● Фрагмент текста:
⟨

Ворошилов наведывался к Герасимову даже в Мичуринск, в его усадьбу – погостить. Они общались семьями. Эта дружба породила целую дюжину портретов Ворошилова (камерных, парадных, конных), во главе с самым известным огромным полотном: Сталин и Ворошилов гуляют по мокрому от дождя Кремлю. В народе эту картину прозвали: «Два вождя после дождя». За «придворную» приближенность к сильным мира сего многие недолюбливали Герасимова, считая, что он так высоко взлетел именно потому (или только потому), что писал портреты вождей.

А ведь Александр Михайлович был очень талантливым художником со своим характерным почерком и видением, что не осталось незамеченным и за рубежом. Первая послевоенная выставка советской живописи за пределами СССР (1947), так называемая, «Выставка четырех» – А.Герасимова, С.Герасимова, А.Дейнеки и А.Пластова, имела колоссальный успех в Вене, Праге, Бухаресте и Белграде.

Огромное полотно А.Герасимова «Первая конная армия» (почти с пятью десятками персонифицированных персонажей), выставленное в 1937 году на Всемирной выставке в Париже, получило высшую награду – «Гран-при». Картина широко экспонировалась как внутри страны, так и за рубежом – в Вене, Софии, Нью-Йорке. А потом, когда часть изображенных на полотне попала под сталинские репрессии, надолго исчезла в запасниках Третьяковки.

Другой групповой портрет (старейших художников), был отмечен не только очередной Сталинской премией, но и золотой медалью на Всемирной выставке в Брюсселе. Уж зарубежных-то ценителей искусства вряд ли можно заподозрить в необъективности или в пристрастии к соцреализму. На портрете запечатлены четыре советских художника: И.Н.Павлов, В.Н.Бакшеев, В.К.Бялыницкий-Бируля и В.Н.Машков. Если бы Герасимов не написал больше ничего, кроме одного этого полотна, он, думается, уже вошел бы в историю изобразительного искусства, как большой мастер.

⟩

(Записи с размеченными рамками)
⟨

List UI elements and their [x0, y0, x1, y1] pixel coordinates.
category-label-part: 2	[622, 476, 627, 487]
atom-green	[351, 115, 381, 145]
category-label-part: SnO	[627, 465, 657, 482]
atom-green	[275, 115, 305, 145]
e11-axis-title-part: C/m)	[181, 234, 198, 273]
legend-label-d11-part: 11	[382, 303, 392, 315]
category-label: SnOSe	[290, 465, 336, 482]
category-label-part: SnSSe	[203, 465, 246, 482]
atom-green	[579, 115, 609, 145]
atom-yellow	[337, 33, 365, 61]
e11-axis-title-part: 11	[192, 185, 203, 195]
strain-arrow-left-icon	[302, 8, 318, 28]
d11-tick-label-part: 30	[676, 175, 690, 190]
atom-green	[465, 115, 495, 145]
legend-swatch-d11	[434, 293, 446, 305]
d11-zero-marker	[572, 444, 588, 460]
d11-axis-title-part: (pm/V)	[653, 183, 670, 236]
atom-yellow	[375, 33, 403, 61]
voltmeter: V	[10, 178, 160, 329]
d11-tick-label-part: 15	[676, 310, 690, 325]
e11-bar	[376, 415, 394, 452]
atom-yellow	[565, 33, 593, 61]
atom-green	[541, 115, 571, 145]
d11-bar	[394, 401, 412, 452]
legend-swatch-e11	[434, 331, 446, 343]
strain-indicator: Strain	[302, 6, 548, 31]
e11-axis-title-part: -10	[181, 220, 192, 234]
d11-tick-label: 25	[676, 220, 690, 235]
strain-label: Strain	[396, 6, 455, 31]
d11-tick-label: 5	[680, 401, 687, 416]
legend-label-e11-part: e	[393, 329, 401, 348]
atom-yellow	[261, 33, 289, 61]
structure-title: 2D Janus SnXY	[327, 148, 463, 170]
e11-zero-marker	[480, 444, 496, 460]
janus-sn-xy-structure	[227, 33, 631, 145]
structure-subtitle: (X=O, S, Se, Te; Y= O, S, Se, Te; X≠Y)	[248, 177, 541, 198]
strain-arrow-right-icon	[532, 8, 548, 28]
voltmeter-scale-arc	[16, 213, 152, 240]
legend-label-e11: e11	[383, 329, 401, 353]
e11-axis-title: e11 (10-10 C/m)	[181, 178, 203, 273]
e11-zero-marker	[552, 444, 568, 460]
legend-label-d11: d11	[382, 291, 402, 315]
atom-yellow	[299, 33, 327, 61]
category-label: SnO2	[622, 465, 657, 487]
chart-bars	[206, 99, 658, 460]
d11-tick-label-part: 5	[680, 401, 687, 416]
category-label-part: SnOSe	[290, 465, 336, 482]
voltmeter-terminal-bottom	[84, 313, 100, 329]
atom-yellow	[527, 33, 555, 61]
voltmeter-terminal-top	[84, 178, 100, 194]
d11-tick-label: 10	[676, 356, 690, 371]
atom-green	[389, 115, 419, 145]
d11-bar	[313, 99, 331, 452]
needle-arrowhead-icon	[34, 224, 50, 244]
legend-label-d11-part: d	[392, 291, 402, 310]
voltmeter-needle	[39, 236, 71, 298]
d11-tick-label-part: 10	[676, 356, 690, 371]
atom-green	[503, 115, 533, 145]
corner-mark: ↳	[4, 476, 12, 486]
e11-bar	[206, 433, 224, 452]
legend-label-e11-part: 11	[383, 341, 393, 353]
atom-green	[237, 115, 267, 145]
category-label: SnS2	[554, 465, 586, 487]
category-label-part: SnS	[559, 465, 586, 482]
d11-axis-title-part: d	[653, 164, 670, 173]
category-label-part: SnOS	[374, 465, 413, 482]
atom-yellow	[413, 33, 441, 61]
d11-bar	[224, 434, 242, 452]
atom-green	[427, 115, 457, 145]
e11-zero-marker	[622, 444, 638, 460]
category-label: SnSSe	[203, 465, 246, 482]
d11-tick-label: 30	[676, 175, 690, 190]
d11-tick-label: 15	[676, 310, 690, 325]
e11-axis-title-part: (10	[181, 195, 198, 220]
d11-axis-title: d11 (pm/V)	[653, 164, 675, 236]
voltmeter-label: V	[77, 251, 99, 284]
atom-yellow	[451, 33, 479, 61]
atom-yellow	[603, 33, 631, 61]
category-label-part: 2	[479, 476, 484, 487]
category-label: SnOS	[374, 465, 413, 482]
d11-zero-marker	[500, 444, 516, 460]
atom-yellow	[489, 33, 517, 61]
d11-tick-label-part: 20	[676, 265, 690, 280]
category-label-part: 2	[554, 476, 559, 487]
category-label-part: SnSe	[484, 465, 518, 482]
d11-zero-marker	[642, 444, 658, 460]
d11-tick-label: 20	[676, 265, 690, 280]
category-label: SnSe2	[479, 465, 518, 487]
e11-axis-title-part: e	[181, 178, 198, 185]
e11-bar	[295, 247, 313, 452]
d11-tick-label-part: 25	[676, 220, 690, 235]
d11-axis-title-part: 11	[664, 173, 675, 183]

⟩

● Условие задачи:
Воспроизведите целиком и слово в слово текст о художнике Александре Герасимове, приведенный выше.

● Результат упражнения:
Ворошилов наведывался к Герасимову даже в Мичуринск, в его усадьбу – погостить. Они общались семьями. Эта дружба породила целую дюжину портретов Ворошилова (камерных, парадных, конных), во главе с самым известным огромным полотном: Сталин и Ворошилов гуляют по мокрому от дождя Кремлю. В народе эту картину прозвали: «Два вождя после дождя». За «придворную» приближенность к сильным мира сего многие недолюбливали Герасимова, считая, что он так высоко взлетел именно потому (или только потому), что писал портреты вождей.

А ведь Александр Михайлович был очень талантливым художником со своим характерным почерком и видением, что не осталось незамеченным и за рубежом. Первая послевоенная выставка советской живописи за пределами СССР (1947), так называемая, «Выставка четырех» – А.Герасимова, С.Герасимова, А.Дейнеки и А.Пластова, имела колоссальный успех в Вене, Праге, Бухаресте и Белграде.

Огромное полотно А.Герасимова «Первая конная армия» (почти с пятью десятками персонифицированных персонажей), выставленное в 1937 году на Всемирной выставке в Париже, получило высшую награду – «Гран-при». Картина широко экспонировалась как внутри страны, так и за рубежом – в Вене, Софии, Нью-Йорке. А потом, когда часть изображенных на полотне попала под сталинские репрессии, надолго исчезла в запасниках Третьяковки.

Другой групповой портрет (старейших художников), был отмечен не только очередной Сталинской премией, но и золотой медалью на Всемирной выставке в Брюсселе. Уж зарубежных-то ценителей искусства вряд ли можно заподозрить в необъективности или в пристрастии к соцреализму. На портрете запечатлены четыре советских художника: И.Н.Павлов, В.Н.Бакшеев, В.К.Бялыницкий-Бируля и В.Н.Машков. Если бы Герасимов не написал больше ничего, кроме одного этого полотна, он, думается, уже вошел бы в историю изобразительного искусства, как большой мастер.